**Kutipan Dokumen**:
↓

Mengubah Keadaan



Allah menghapuskan apa yang Dia kehendaki dan menetapkan (apa yang Dia kehendaki), dan di sisi-Nya-lah terdapat Ummul Kitab (Lauh Mahfuzh).” (QS. Ar-Ro’du: 39)

Dapatkah sebuah keadaan yang terdapat pada diri seseorang itu dirubah?

Kebanyakan kita akan beranggapan bahwa keadaan diri seseorang itu pastilah bisa dirubah. Lalu bagaimana cara mengubahnya? Tidak lain adalah dengan kerja keras. Sehingga apa yang dirasa kurang, diperjuangkan sekuat tenaga sampai pada sebuah keberhasilan. Akan tetapi, benarkah pilihan sikap yang demikian ini? Apakah setiap usaha itu bisa dipastikan keberhasilannya? Jika rasionalitas pikiran terbatas manusia yang diandalkan untuk mengubah setiap keadaan diri seseorang, bisa dipastikan manusia akan mengalami kekecewaan yang luar biasa pada akhirnya.

Usaha sekuat tenaga dan kerja keras manusia kerapkali hanyalah sebentuk kesombongan yang muncul dari dalam diri manusia yang “merasa bisa”. Sejatinya, bisa apakah manusia di dalam mengubah keadaan dirinya sendiri?

Dan pijakan pembenaran sikap atas usaha mati-matian demi mengubah keadaan diri seseorang adalah sebuah ayat al-Qur’an yang berbunyi, “Sesungguhnya Allah tidak merubah suatu keadaan kaum sehingga mereka merubah keadaan yang ada pada diri mereka sendiri.” (QS. Ar-Ro’du: 11). Dari sinilah, sebagai manusia yang dibekali akal pikiran dan tenaga untuk berusaha, mengandalkan dirinya sendiri untuk sekuat tenaga mengubah keadaan diri. Sayangnya, kerapkali yang muncul hanyalah kesombongan dan keangkuhan diri yang ”merasa bisa” berbuat apa-apa sesuai kehendak dirinya sendiri. Lalu, pernahkah kita berhitung, sudah berapa kalikah kita dikecewakan oleh diri kita yang “merasa bisa” itu yang bukan keberhasilan yang didapatkan, melainkan kegagalan dan kegagalan lagi. Jika seandainya berhasil pun, bukanlah kebahagiaan yang dinikmati, melainkan kesusahan demi kesusahan.

Kenapa bisa demikian?

↑

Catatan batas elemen
↓

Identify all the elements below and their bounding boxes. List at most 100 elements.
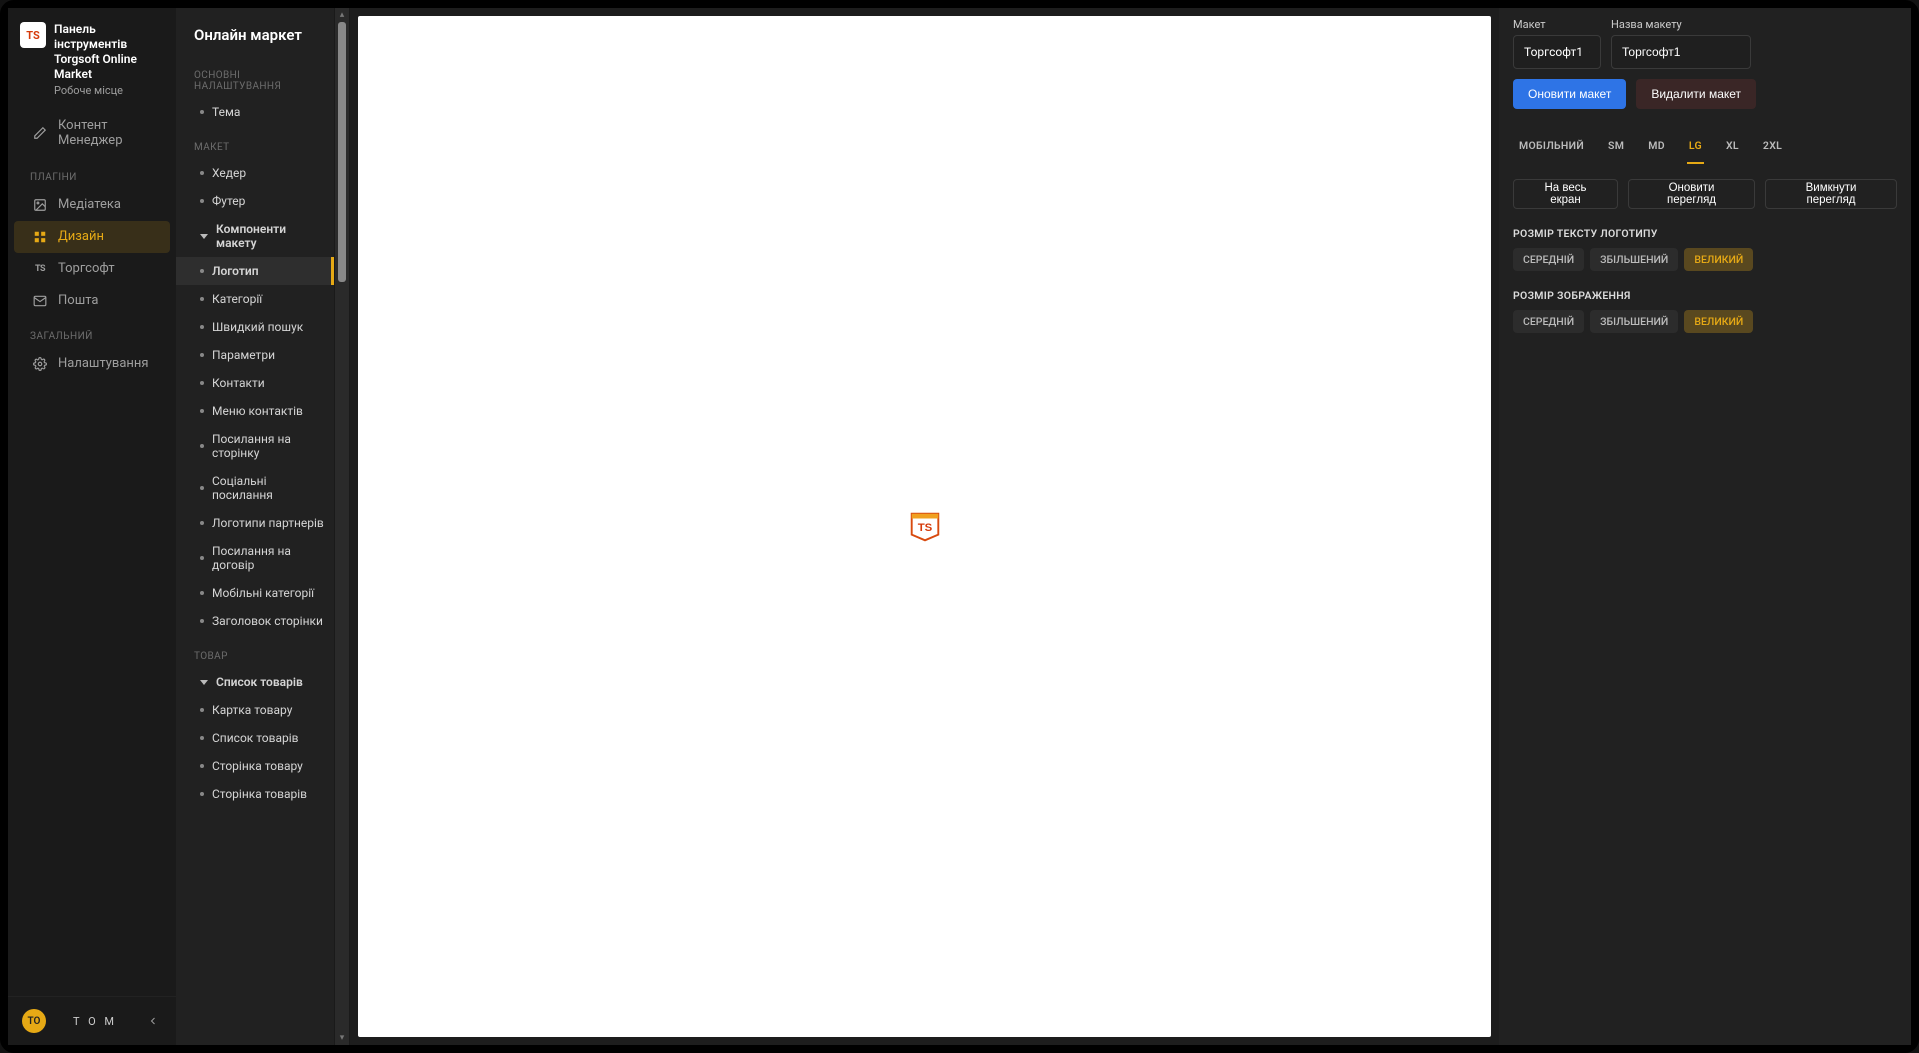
nav-item-torgsoft[interactable]: TSТоргсофт <box>14 253 170 285</box>
preview-logo-icon: TS <box>906 508 944 546</box>
sidebar-footer: TO T O M <box>8 996 176 1045</box>
bullet-icon <box>200 444 204 448</box>
subnav-item-prodpage[interactable]: Сторінка товару <box>176 752 334 780</box>
update-layout-button[interactable]: Оновити макет <box>1513 79 1626 109</box>
nav-content-manager[interactable]: Контент Менеджер <box>14 108 170 158</box>
breakpoint-tabs: МОБІЛЬНИЙ SM MD LG XL 2XL <box>1513 127 1897 165</box>
brand-subtitle: Робоче місце <box>54 84 166 98</box>
subnav-item-label: Список товарів <box>216 675 303 689</box>
setting-label: РОЗМІР ТЕКСТУ ЛОГОТИПУ <box>1513 227 1897 240</box>
subnav-item-footer[interactable]: Футер <box>176 187 334 215</box>
username: T O M <box>60 1015 130 1028</box>
subnav-item-logo[interactable]: Логотип <box>176 257 334 285</box>
subnav-item-prodlist[interactable]: Список товарів <box>176 724 334 752</box>
subnav-title: Онлайн маркет <box>176 8 334 54</box>
pill-med[interactable]: СЕРЕДНІЙ <box>1513 310 1584 333</box>
subnav-item-contract[interactable]: Посилання на договір <box>176 537 334 579</box>
subnav-item-label: Логотипи партнерів <box>212 516 324 530</box>
nav-item-media[interactable]: Медіатека <box>14 189 170 221</box>
collapse-sidebar-button[interactable] <box>144 1012 162 1030</box>
brand-title: Панель інструментів Torgsoft Online Mark… <box>54 22 166 82</box>
brand-block[interactable]: TS Панель інструментів Torgsoft Online M… <box>8 8 176 108</box>
subnav-item-mobcats[interactable]: Мобільні категорії <box>176 579 334 607</box>
subnav-item-label: Сторінка товару <box>212 759 303 773</box>
subnav-item-contacts[interactable]: Контакти <box>176 369 334 397</box>
toggle-preview-button[interactable]: Вимкнути перегляд <box>1765 179 1897 209</box>
breakpoint-tab-xl[interactable]: XL <box>1724 133 1741 164</box>
subnav-item-social[interactable]: Соціальні посилання <box>176 467 334 509</box>
mail-icon <box>32 293 48 309</box>
subnav-item-partners[interactable]: Логотипи партнерів <box>176 509 334 537</box>
pill-big[interactable]: ЗБІЛЬШЕНИЙ <box>1590 310 1678 333</box>
bullet-icon <box>200 521 204 525</box>
breakpoint-tab-sm[interactable]: SM <box>1606 133 1626 164</box>
scroll-thumb[interactable] <box>338 22 346 282</box>
fullscreen-button[interactable]: На весь екран <box>1513 179 1618 209</box>
avatar[interactable]: TO <box>22 1009 46 1033</box>
subnav-group-label: ТОВАР <box>176 635 334 668</box>
subnav-item-label: Сторінка товарів <box>212 787 307 801</box>
nav-item-design[interactable]: Дизайн <box>14 221 170 253</box>
subnav-expandable-список-товарів[interactable]: Список товарів <box>176 668 334 696</box>
subnav-item-prodspage[interactable]: Сторінка товарів <box>176 780 334 808</box>
subnav-item-pagelink[interactable]: Посилання на сторінку <box>176 425 334 467</box>
breakpoint-tab-2xl[interactable]: 2XL <box>1761 133 1784 164</box>
pill-big[interactable]: ЗБІЛЬШЕНИЙ <box>1590 248 1678 271</box>
subnav-item-label: Соціальні посилання <box>212 474 324 502</box>
setting-block-1: РОЗМІР ЗОБРАЖЕННЯСЕРЕДНІЙЗБІЛЬШЕНИЙВЕЛИК… <box>1513 289 1897 333</box>
breakpoint-tab-mobile[interactable]: МОБІЛЬНИЙ <box>1517 133 1586 164</box>
subnav-item-categories[interactable]: Категорії <box>176 285 334 313</box>
bullet-icon <box>200 486 204 490</box>
layout-name-input[interactable] <box>1611 35 1751 69</box>
bullet-icon <box>200 353 204 357</box>
bullet-icon <box>200 591 204 595</box>
subnav-scrollbar[interactable]: ▴ ▾ <box>334 8 350 1045</box>
scroll-up-icon[interactable]: ▴ <box>335 8 349 22</box>
nav-item-label: Медіатека <box>58 197 121 212</box>
subnav-item-pagetitle[interactable]: Заголовок сторінки <box>176 607 334 635</box>
subnav-group-label: МАКЕТ <box>176 126 334 159</box>
subnav-item-contactmenu[interactable]: Меню контактів <box>176 397 334 425</box>
bullet-icon <box>200 110 204 114</box>
breakpoint-tab-md[interactable]: MD <box>1646 133 1667 164</box>
app-root: TS Панель інструментів Torgsoft Online M… <box>0 0 1919 1053</box>
delete-layout-button[interactable]: Видалити макет <box>1636 79 1756 109</box>
nav-section-label: ЗАГАЛЬНИЙ <box>8 317 176 348</box>
subnav-item-label: Категорії <box>212 292 262 306</box>
subnav-item-label: Посилання на сторінку <box>212 432 324 460</box>
bullet-icon <box>200 325 204 329</box>
subnav-group-label: ОСНОВНІ НАЛАШТУВАННЯ <box>176 54 334 98</box>
subnav-item-label: Меню контактів <box>212 404 303 418</box>
pill-med[interactable]: СЕРЕДНІЙ <box>1513 248 1584 271</box>
nav-item-label: Пошта <box>58 293 98 308</box>
subnav-item-quicksearch[interactable]: Швидкий пошук <box>176 313 334 341</box>
bullet-icon <box>200 199 204 203</box>
bullet-icon <box>200 297 204 301</box>
bullet-icon <box>200 409 204 413</box>
scroll-down-icon[interactable]: ▾ <box>335 1031 349 1045</box>
subnav-item-label: Футер <box>212 194 245 208</box>
brand-logo-icon: TS <box>20 22 46 48</box>
brand-text: Панель інструментів Torgsoft Online Mark… <box>54 22 166 98</box>
nav-label: Контент Менеджер <box>58 118 156 148</box>
subnav-item-label: Компоненти макету <box>216 222 324 250</box>
gear-icon <box>32 356 48 372</box>
panel-right: Макет Торгсофт1 Назва макету Оновити мак… <box>1499 8 1911 1045</box>
refresh-preview-button[interactable]: Оновити перегляд <box>1628 179 1755 209</box>
preview-area: TS <box>350 8 1499 1045</box>
nav-item-label: Торгсофт <box>58 261 115 276</box>
subnav-item-params[interactable]: Параметри <box>176 341 334 369</box>
image-icon <box>32 197 48 213</box>
layout-select[interactable]: Торгсофт1 <box>1513 35 1601 69</box>
bullet-icon <box>200 171 204 175</box>
nav-item-mail[interactable]: Пошта <box>14 285 170 317</box>
subnav-item-theme[interactable]: Тема <box>176 98 334 126</box>
nav-item-settings[interactable]: Налаштування <box>14 348 170 380</box>
subnav-item-prodcard[interactable]: Картка товару <box>176 696 334 724</box>
subnav-expandable-компоненти-макету[interactable]: Компоненти макету <box>176 215 334 257</box>
breakpoint-tab-lg[interactable]: LG <box>1687 133 1704 164</box>
subnav-item-header[interactable]: Хедер <box>176 159 334 187</box>
layout-icon <box>32 229 48 245</box>
pill-huge[interactable]: ВЕЛИКИЙ <box>1684 310 1753 333</box>
pill-huge[interactable]: ВЕЛИКИЙ <box>1684 248 1753 271</box>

↑

**Soal Latihan**:
a) Dari tulisan tentang mengubah keadaan, tuliskan semua kalimat yang diakhiri tanda tanya.
b) Cetak bagian tulisan tentang mengubah keadaan yang dibuka dengan kata-kata berisi "Allah menghapuskan apa" dan ditutup dengan "(QS. Ar-Ro’du: 39)".

**Jawaban Tiap Soal**:
a)
1. Dapatkah sebuah keadaan yang terdapat pada diri seseorang itu dirubah?
2. Lalu bagaimana cara mengubahnya?
3. Akan tetapi, benarkah pilihan sikap yang demikian ini?
4. Apakah setiap usaha itu bisa dipastikan keberhasilannya?
5. Sejatinya, bisa apakah manusia di dalam mengubah keadaan dirinya sendiri?
6. Kenapa bisa demikian?

b)
Allah menghapuskan apa yang Dia kehendaki dan menetapkan (apa yang Dia kehendaki), dan di sisi-Nya-lah terdapat Ummul Kitab (Lauh Mahfuzh).” (QS. Ar-Ro’du: 39)